WORK INSTRUCTIONS
Repeat the listing in full, preserving every character.

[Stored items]
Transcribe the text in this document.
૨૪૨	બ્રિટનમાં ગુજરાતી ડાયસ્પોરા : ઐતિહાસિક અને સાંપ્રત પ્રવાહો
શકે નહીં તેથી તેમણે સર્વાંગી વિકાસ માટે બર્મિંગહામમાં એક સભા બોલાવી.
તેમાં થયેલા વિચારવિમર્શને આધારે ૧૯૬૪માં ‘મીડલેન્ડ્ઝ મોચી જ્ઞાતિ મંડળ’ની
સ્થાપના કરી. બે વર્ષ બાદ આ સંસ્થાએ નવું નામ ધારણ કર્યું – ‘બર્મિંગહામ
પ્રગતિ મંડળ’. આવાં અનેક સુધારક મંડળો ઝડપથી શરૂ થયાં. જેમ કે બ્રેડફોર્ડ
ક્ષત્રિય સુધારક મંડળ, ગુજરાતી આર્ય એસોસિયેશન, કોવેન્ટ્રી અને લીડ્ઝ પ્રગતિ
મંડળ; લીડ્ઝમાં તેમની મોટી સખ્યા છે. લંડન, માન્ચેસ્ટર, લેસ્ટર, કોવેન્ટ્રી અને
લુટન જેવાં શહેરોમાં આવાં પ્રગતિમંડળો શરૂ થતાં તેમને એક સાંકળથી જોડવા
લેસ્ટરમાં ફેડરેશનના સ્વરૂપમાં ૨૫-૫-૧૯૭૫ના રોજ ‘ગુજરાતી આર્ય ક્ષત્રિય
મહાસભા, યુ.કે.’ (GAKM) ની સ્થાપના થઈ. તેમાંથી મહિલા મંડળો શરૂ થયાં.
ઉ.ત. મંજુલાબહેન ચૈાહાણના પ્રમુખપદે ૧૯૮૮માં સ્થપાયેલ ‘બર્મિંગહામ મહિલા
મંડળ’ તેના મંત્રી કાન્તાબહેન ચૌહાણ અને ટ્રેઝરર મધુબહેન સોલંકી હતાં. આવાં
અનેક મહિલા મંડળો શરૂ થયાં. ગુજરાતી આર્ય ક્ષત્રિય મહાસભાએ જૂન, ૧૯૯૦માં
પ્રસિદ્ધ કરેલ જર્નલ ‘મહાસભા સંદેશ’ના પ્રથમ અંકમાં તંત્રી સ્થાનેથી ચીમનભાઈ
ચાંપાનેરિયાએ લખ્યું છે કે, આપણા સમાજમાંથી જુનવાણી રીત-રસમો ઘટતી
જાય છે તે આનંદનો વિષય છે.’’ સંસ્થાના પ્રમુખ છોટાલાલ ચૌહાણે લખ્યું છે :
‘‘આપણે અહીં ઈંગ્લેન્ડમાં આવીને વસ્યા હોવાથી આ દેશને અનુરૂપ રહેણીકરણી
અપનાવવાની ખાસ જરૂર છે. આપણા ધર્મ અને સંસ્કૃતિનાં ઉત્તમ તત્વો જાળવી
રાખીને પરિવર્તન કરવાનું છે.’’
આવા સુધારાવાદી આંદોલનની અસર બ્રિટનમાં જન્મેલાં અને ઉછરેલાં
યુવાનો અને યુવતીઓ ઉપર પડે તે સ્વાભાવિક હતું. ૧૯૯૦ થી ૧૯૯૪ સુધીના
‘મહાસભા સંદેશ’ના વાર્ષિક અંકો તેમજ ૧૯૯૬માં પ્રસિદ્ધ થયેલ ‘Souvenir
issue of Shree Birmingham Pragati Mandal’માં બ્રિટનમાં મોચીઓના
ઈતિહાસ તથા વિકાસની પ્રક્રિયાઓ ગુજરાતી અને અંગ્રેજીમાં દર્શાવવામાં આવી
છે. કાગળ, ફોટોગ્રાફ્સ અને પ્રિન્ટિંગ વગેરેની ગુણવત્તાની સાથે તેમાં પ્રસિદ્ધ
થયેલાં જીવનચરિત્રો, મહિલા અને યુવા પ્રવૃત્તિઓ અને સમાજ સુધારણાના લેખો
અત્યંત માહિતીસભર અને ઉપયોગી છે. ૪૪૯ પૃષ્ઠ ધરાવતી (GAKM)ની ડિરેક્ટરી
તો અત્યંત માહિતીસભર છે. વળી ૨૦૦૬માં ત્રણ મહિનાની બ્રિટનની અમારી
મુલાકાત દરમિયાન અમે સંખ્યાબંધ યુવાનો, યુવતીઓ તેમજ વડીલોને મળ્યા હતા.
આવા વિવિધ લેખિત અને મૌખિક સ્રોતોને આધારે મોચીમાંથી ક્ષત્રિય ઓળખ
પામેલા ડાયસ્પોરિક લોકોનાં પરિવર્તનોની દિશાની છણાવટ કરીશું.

SOLVED EXERCISE
Transcribe the text in this document.
૨૪૨	બ્રિટનમાં ગુજરાતી ડાયસ્પોરા : ઐતિહાસિક અને સાંપ્રત પ્રવાહો
શકે નહીં તેથી તેમણે સર્વાંગી વિકાસ માટે બર્મિંગહામમાં એક સભા બોલાવી.
તેમાં થયેલા વિચારવિમર્શને આધારે ૧૯૬૪માં ‘મીડલેન્ડ્ઝ મોચી જ્ઞાતિ મંડળ’ની
સ્થાપના કરી. બે વર્ષ બાદ આ સંસ્થાએ નવું નામ ધારણ કર્યું – ‘બર્મિંગહામ
પ્રગતિ મંડળ’. આવાં અનેક સુધારક મંડળો ઝડપથી શરૂ થયાં. જેમ કે બ્રેડફોર્ડ
ક્ષત્રિય સુધારક મંડળ, ગુજરાતી આર્ય એસોસિયેશન, કોવેન્ટ્રી અને લીડ્ઝ પ્રગતિ
મંડળ; લીડ્ઝમાં તેમની મોટી સખ્યા છે. લંડન, માન્ચેસ્ટર, લેસ્ટર, કોવેન્ટ્રી અને
લુટન જેવાં શહેરોમાં આવાં પ્રગતિમંડળો શરૂ થતાં તેમને એક સાંકળથી જોડવા
લેસ્ટરમાં ફેડરેશનના સ્વરૂપમાં ૨૫-૫-૧૯૭૫ના રોજ ‘ગુજરાતી આર્ય ક્ષત્રિય
મહાસભા, યુ.કે.’ (GAKM) ની સ્થાપના થઈ. તેમાંથી મહિલા મંડળો શરૂ થયાં.
ઉ.ત. મંજુલાબહેન ચૈાહાણના પ્રમુખપદે ૧૯૮૮માં સ્થપાયેલ ‘બર્મિંગહામ મહિલા
મંડળ’ તેના મંત્રી કાન્તાબહેન ચૌહાણ અને ટ્રેઝરર મધુબહેન સોલંકી હતાં. આવાં
અનેક મહિલા મંડળો શરૂ થયાં. ગુજરાતી આર્ય ક્ષત્રિય મહાસભાએ જૂન, ૧૯૯૦માં
પ્રસિદ્ધ કરેલ જર્નલ ‘મહાસભા સંદેશ’ના પ્રથમ અંકમાં તંત્રી સ્થાનેથી ચીમનભાઈ
ચાંપાનેરિયાએ લખ્યું છે કે, આપણા સમાજમાંથી જુનવાણી રીત-રસમો ઘટતી
જાય છે તે આનંદનો વિષય છે.’’ સંસ્થાના પ્રમુખ છોટાલાલ ચૌહાણે લખ્યું છે :
‘‘આપણે અહીં ઈંગ્લેન્ડમાં આવીને વસ્યા હોવાથી આ દેશને અનુરૂપ રહેણીકરણી
અપનાવવાની ખાસ જરૂર છે. આપણા ધર્મ અને સંસ્કૃતિનાં ઉત્તમ તત્વો જાળવી
રાખીને પરિવર્તન કરવાનું છે.’’
આવા સુધારાવાદી આંદોલનની અસર બ્રિટનમાં જન્મેલાં અને ઉછરેલાં
યુવાનો અને યુવતીઓ ઉપર પડે તે સ્વાભાવિક હતું. ૧૯૯૦ થી ૧૯૯૪ સુધીના
‘મહાસભા સંદેશ’ના વાર્ષિક અંકો તેમજ ૧૯૯૬માં પ્રસિદ્ધ થયેલ ‘Souvenir
issue of Shree Birmingham Pragati Mandal’માં બ્રિટનમાં મોચીઓના
ઈતિહાસ તથા વિકાસની પ્રક્રિયાઓ ગુજરાતી અને અંગ્રેજીમાં દર્શાવવામાં આવી
છે. કાગળ, ફોટોગ્રાફ્સ અને પ્રિન્ટિંગ વગેરેની ગુણવત્તાની સાથે તેમાં પ્રસિદ્ધ
થયેલાં જીવનચરિત્રો, મહિલા અને યુવા પ્રવૃત્તિઓ અને સમાજ સુધારણાના લેખો
અત્યંત માહિતીસભર અને ઉપયોગી છે. ૪૪૯ પૃષ્ઠ ધરાવતી (GAKM)ની ડિરેક્ટરી
તો અત્યંત માહિતીસભર છે. વળી ૨૦૦૬માં ત્રણ મહિનાની બ્રિટનની અમારી
મુલાકાત દરમિયાન અમે સંખ્યાબંધ યુવાનો, યુવતીઓ તેમજ વડીલોને મળ્યા હતા.
આવા વિવિધ લેખિત અને મૌખિક સ્રોતોને આધારે મોચીમાંથી ક્ષત્રિય ઓળખ
પામેલા ડાયસ્પોરિક લોકોનાં પરિવર્તનોની દિશાની છણાવટ કરીશું.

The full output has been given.